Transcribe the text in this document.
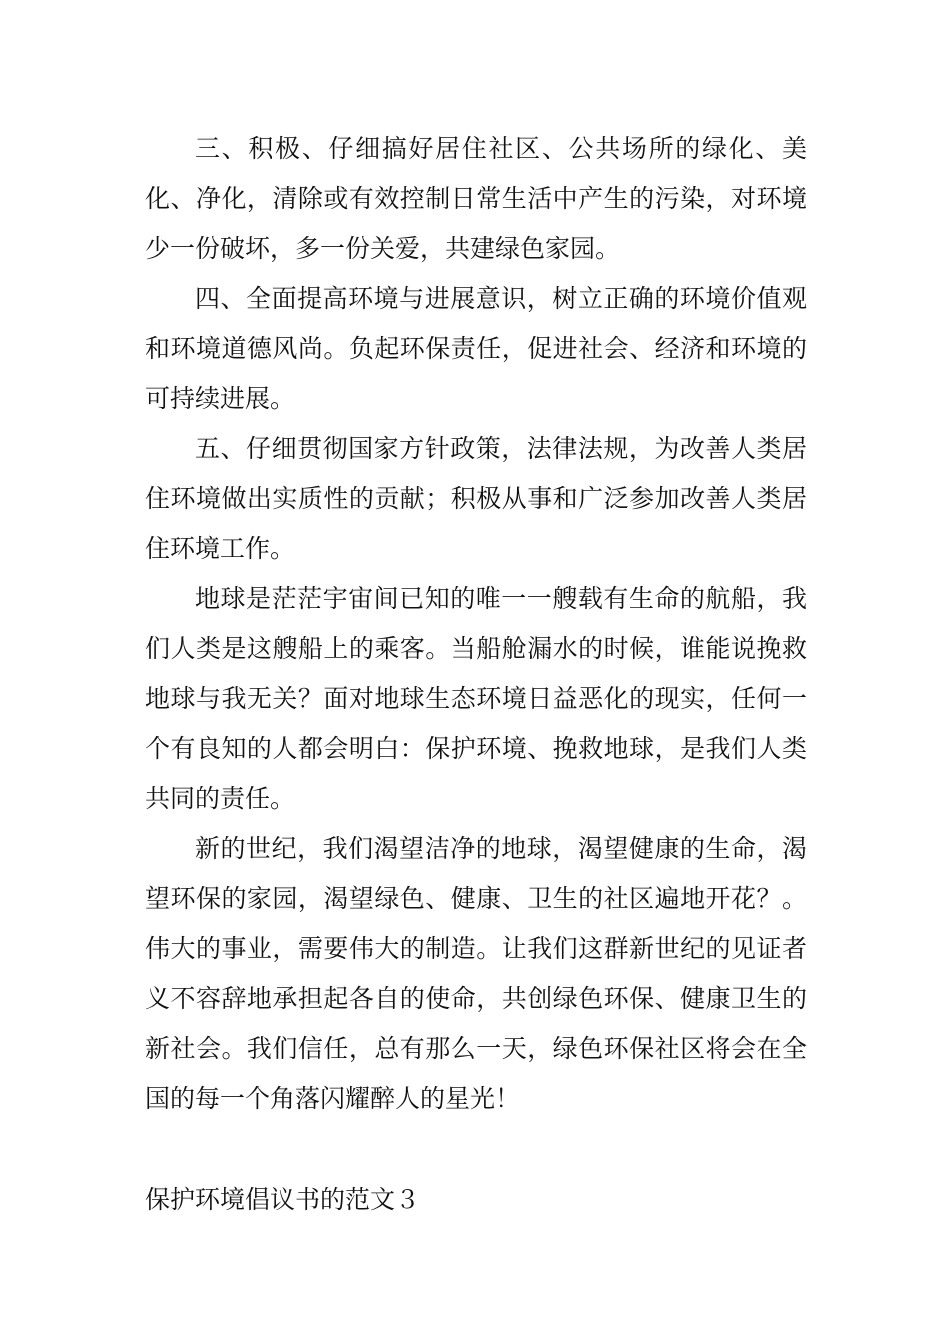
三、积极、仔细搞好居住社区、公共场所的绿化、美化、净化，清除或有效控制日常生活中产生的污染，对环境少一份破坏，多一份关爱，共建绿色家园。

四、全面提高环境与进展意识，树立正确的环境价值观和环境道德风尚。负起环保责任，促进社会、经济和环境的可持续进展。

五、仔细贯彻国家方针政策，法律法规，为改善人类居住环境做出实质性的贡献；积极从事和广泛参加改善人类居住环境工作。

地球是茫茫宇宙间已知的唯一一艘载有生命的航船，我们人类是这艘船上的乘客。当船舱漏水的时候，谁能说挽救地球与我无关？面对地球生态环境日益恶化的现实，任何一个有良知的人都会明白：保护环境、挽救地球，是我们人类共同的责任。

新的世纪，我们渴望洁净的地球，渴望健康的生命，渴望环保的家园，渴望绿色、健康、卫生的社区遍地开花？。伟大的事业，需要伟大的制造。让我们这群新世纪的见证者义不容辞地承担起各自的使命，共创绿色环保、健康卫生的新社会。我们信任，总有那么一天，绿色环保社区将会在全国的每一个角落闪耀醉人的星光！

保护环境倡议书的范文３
--
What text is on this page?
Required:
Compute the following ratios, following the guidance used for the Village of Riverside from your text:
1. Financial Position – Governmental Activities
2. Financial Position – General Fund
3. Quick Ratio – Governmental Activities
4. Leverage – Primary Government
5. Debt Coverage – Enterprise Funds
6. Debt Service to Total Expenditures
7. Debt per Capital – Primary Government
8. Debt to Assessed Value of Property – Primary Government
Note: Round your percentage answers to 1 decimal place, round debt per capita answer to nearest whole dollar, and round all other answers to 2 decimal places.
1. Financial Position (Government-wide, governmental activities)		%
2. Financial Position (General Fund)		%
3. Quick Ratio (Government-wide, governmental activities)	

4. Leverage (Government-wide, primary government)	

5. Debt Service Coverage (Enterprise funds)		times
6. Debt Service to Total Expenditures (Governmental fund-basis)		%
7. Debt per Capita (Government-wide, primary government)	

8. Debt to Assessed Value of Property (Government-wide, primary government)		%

Task directions
Only lines with the word "your" are wanted, so copy each one from the records.

Task solution
Compute the following ratios, following the guidance used for the Village of Riverside from your text:
Note: Round your percentage answers to 1 decimal place, round debt per capita answer to nearest whole dollar, and round all other answers to 2 decimal places.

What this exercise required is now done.